══ RECORDS SHOWN ══

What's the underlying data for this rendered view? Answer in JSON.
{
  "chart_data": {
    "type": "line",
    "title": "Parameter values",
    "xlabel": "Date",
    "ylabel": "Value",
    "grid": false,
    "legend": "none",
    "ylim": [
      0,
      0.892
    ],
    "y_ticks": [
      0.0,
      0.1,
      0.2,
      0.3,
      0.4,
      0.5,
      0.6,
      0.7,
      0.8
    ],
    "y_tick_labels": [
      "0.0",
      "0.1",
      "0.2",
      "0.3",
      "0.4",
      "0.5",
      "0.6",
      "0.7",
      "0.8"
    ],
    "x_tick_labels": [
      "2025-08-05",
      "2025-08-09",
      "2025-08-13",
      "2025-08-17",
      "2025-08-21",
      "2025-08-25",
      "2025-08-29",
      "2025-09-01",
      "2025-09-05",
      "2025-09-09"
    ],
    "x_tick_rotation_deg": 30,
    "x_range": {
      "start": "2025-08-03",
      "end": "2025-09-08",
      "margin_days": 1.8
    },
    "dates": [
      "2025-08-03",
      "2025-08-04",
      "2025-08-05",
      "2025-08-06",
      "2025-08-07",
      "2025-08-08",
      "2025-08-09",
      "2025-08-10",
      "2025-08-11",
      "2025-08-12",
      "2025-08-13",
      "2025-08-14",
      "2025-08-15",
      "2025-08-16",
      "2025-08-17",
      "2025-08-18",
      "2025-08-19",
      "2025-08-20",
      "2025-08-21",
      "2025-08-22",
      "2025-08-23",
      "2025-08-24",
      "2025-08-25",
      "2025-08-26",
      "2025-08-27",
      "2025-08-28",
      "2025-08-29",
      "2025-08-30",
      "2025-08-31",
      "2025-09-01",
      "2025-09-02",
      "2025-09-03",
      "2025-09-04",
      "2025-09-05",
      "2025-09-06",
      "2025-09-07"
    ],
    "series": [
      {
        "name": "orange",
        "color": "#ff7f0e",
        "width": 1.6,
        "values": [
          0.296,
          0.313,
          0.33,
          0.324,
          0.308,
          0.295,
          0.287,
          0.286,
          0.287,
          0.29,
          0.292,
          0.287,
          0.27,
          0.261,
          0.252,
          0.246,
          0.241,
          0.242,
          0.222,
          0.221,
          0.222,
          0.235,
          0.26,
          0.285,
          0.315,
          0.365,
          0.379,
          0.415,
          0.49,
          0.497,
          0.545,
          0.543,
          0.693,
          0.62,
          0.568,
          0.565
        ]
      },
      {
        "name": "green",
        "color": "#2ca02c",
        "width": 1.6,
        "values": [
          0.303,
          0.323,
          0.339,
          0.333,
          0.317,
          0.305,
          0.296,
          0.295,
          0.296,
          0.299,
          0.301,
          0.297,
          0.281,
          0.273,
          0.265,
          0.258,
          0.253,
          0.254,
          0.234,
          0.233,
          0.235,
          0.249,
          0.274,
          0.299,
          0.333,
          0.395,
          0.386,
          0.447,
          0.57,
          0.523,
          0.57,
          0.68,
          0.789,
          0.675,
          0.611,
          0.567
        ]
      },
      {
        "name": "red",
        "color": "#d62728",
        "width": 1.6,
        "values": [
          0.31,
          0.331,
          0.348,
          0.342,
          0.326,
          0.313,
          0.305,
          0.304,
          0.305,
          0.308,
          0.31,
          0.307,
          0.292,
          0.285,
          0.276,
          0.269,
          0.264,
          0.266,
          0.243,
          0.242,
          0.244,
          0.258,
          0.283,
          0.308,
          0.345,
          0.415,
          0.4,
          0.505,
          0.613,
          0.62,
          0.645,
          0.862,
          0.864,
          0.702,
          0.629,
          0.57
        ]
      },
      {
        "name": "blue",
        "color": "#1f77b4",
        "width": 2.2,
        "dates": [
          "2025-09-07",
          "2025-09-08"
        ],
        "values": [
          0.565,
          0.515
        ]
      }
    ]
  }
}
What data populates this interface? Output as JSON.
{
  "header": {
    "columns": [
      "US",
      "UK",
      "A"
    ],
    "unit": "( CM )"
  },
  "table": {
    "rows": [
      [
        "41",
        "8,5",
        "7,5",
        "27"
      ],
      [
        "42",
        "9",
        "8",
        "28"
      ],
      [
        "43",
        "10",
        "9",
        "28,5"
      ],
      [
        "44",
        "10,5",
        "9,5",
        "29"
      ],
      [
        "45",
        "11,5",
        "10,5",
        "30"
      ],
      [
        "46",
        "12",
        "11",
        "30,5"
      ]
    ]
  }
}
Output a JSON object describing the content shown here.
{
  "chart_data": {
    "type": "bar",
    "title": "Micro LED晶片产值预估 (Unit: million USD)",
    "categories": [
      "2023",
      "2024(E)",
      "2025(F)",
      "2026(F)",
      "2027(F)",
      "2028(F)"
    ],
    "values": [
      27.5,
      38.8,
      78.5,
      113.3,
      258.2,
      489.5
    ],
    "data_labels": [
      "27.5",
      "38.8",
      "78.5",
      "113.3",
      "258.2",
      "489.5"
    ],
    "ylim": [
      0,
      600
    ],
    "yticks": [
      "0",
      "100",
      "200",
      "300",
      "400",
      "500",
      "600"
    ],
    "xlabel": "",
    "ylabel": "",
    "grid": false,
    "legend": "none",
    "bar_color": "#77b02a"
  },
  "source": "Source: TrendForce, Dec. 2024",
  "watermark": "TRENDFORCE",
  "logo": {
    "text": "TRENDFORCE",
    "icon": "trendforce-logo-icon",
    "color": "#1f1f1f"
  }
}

═══

**WORK TO DO:** Restate the data above word for word, please.

**ANSWER TO THIS PROBLEM:**
What's the underlying data for this rendered view? Answer in JSON.
{
  "chart_data": {
    "type": "line",
    "title": "Parameter values",
    "xlabel": "Date",
    "ylabel": "Value",
    "grid": false,
    "legend": "none",
    "ylim": [
      0,
      0.892
    ],
    "y_ticks": [
      0.0,
      0.1,
      0.2,
      0.3,
      0.4,
      0.5,
      0.6,
      0.7,
      0.8
    ],
    "y_tick_labels": [
      "0.0",
      "0.1",
      "0.2",
      "0.3",
      "0.4",
      "0.5",
      "0.6",
      "0.7",
      "0.8"
    ],
    "x_tick_labels": [
      "2025-08-05",
      "2025-08-09",
      "2025-08-13",
      "2025-08-17",
      "2025-08-21",
      "2025-08-25",
      "2025-08-29",
      "2025-09-01",
      "2025-09-05",
      "2025-09-09"
    ],
    "x_tick_rotation_deg": 30,
    "x_range": {
      "start": "2025-08-03",
      "end": "2025-09-08",
      "margin_days": 1.8
    },
    "dates": [
      "2025-08-03",
      "2025-08-04",
      "2025-08-05",
      "2025-08-06",
      "2025-08-07",
      "2025-08-08",
      "2025-08-09",
      "2025-08-10",
      "2025-08-11",
      "2025-08-12",
      "2025-08-13",
      "2025-08-14",
      "2025-08-15",
      "2025-08-16",
      "2025-08-17",
      "2025-08-18",
      "2025-08-19",
      "2025-08-20",
      "2025-08-21",
      "2025-08-22",
      "2025-08-23",
      "2025-08-24",
      "2025-08-25",
      "2025-08-26",
      "2025-08-27",
      "2025-08-28",
      "2025-08-29",
      "2025-08-30",
      "2025-08-31",
      "2025-09-01",
      "2025-09-02",
      "2025-09-03",
      "2025-09-04",
      "2025-09-05",
      "2025-09-06",
      "2025-09-07"
    ],
    "series": [
      {
        "name": "orange",
        "color": "#ff7f0e",
        "width": 1.6,
        "values": [
          0.296,
          0.313,
          0.33,
          0.324,
          0.308,
          0.295,
          0.287,
          0.286,
          0.287,
          0.29,
          0.292,
          0.287,
          0.27,
          0.261,
          0.252,
          0.246,
          0.241,
          0.242,
          0.222,
          0.221,
          0.222,
          0.235,
          0.26,
          0.285,
          0.315,
          0.365,
          0.379,
          0.415,
          0.49,
          0.497,
          0.545,
          0.543,
          0.693,
          0.62,
          0.568,
          0.565
        ]
      },
      {
        "name": "green",
        "color": "#2ca02c",
        "width": 1.6,
        "values": [
          0.303,
          0.323,
          0.339,
          0.333,
          0.317,
          0.305,
          0.296,
          0.295,
          0.296,
          0.299,
          0.301,
          0.297,
          0.281,
          0.273,
          0.265,
          0.258,
          0.253,
          0.254,
          0.234,
          0.233,
          0.235,
          0.249,
          0.274,
          0.299,
          0.333,
          0.395,
          0.386,
          0.447,
          0.57,
          0.523,
          0.57,
          0.68,
          0.789,
          0.675,
          0.611,
          0.567
        ]
      },
      {
        "name": "red",
        "color": "#d62728",
        "width": 1.6,
        "values": [
          0.31,
          0.331,
          0.348,
          0.342,
          0.326,
          0.313,
          0.305,
          0.304,
          0.305,
          0.308,
          0.31,
          0.307,
          0.292,
          0.285,
          0.276,
          0.269,
          0.264,
          0.266,
          0.243,
          0.242,
          0.244,
          0.258,
          0.283,
          0.308,
          0.345,
          0.415,
          0.4,
          0.505,
          0.613,
          0.62,
          0.645,
          0.862,
          0.864,
          0.702,
          0.629,
          0.57
        ]
      },
      {
        "name": "blue",
        "color": "#1f77b4",
        "width": 2.2,
        "dates": [
          "2025-09-07",
          "2025-09-08"
        ],
        "values": [
          0.565,
          0.515
        ]
      }
    ]
  }
}
What data populates this interface? Output as JSON.
{
  "header": {
    "columns": [
      "US",
      "UK",
      "A"
    ],
    "unit": "( CM )"
  },
  "table": {
    "rows": [
      [
        "41",
        "8,5",
        "7,5",
        "27"
      ],
      [
        "42",
        "9",
        "8",
        "28"
      ],
      [
        "43",
        "10",
        "9",
        "28,5"
      ],
      [
        "44",
        "10,5",
        "9,5",
        "29"
      ],
      [
        "45",
        "11,5",
        "10,5",
        "30"
      ],
      [
        "46",
        "12",
        "11",
        "30,5"
      ]
    ]
  }
}
Output a JSON object describing the content shown here.
{
  "chart_data": {
    "type": "bar",
    "title": "Micro LED晶片产值预估 (Unit: million USD)",
    "categories": [
      "2023",
      "2024(E)",
      "2025(F)",
      "2026(F)",
      "2027(F)",
      "2028(F)"
    ],
    "values": [
      27.5,
      38.8,
      78.5,
      113.3,
      258.2,
      489.5
    ],
    "data_labels": [
      "27.5",
      "38.8",
      "78.5",
      "113.3",
      "258.2",
      "489.5"
    ],
    "ylim": [
      0,
      600
    ],
    "yticks": [
      "0",
      "100",
      "200",
      "300",
      "400",
      "500",
      "600"
    ],
    "xlabel": "",
    "ylabel": "",
    "grid": false,
    "legend": "none",
    "bar_color": "#77b02a"
  },
  "source": "Source: TrendForce, Dec. 2024",
  "watermark": "TRENDFORCE",
  "logo": {
    "text": "TRENDFORCE",
    "icon": "trendforce-logo-icon",
    "color": "#1f1f1f"
  }
}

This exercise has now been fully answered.